[Short task]: Quote all of the data that follows exactly as written, skipping the images.

Data records:

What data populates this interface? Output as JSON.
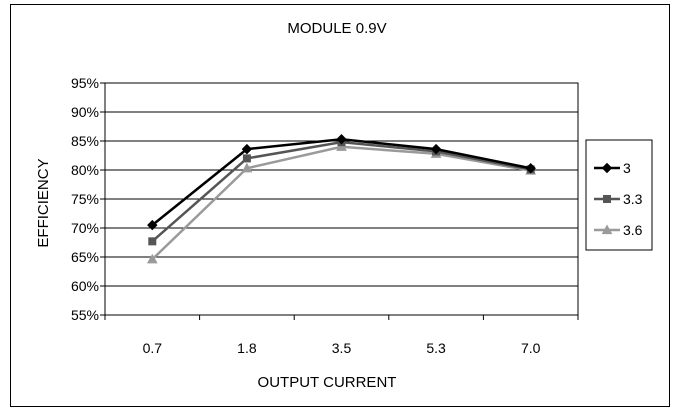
{
  "chart_data": {
    "type": "line",
    "title": "MODULE 0.9V",
    "xlabel": "OUTPUT CURRENT",
    "ylabel": "EFFICIENCY",
    "categories": [
      "0.7",
      "1.8",
      "3.5",
      "5.3",
      "7.0"
    ],
    "y_ticks": [
      "55%",
      "60%",
      "65%",
      "70%",
      "75%",
      "80%",
      "85%",
      "90%",
      "95%"
    ],
    "ylim": [
      55,
      95
    ],
    "grid": "horizontal",
    "legend_position": "right",
    "series": [
      {
        "name": "3",
        "values": [
          70.5,
          83.6,
          85.3,
          83.6,
          80.3
        ],
        "color": "#000000",
        "marker": "diamond"
      },
      {
        "name": "3.3",
        "values": [
          67.7,
          82.0,
          84.8,
          83.2,
          80.1
        ],
        "color": "#555555",
        "marker": "square"
      },
      {
        "name": "3.6",
        "values": [
          64.6,
          80.3,
          84.0,
          82.8,
          79.9
        ],
        "color": "#9a9a9a",
        "marker": "triangle"
      }
    ]
  }
}
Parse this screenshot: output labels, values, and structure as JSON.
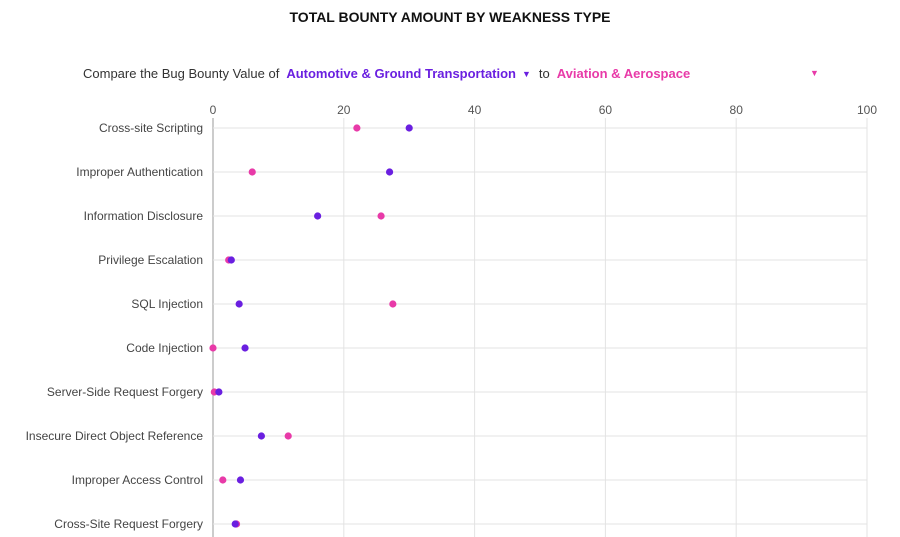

[Correct result]:
What data populates this interface? Output as JSON.
{
  "chart_data": {
    "type": "line",
    "title": "MODULE 0.9V",
    "xlabel": "OUTPUT CURRENT",
    "ylabel": "EFFICIENCY",
    "categories": [
      "0.7",
      "1.8",
      "3.5",
      "5.3",
      "7.0"
    ],
    "y_ticks": [
      "55%",
      "60%",
      "65%",
      "70%",
      "75%",
      "80%",
      "85%",
      "90%",
      "95%"
    ],
    "ylim": [
      55,
      95
    ],
    "grid": "horizontal",
    "legend_position": "right",
    "series": [
      {
        "name": "3",
        "values": [
          70.5,
          83.6,
          85.3,
          83.6,
          80.3
        ],
        "color": "#000000",
        "marker": "diamond"
      },
      {
        "name": "3.3",
        "values": [
          67.7,
          82.0,
          84.8,
          83.2,
          80.1
        ],
        "color": "#555555",
        "marker": "square"
      },
      {
        "name": "3.6",
        "values": [
          64.6,
          80.3,
          84.0,
          82.8,
          79.9
        ],
        "color": "#9a9a9a",
        "marker": "triangle"
      }
    ]
  }
}
Parse this screenshot: output labels, values, and structure as JSON.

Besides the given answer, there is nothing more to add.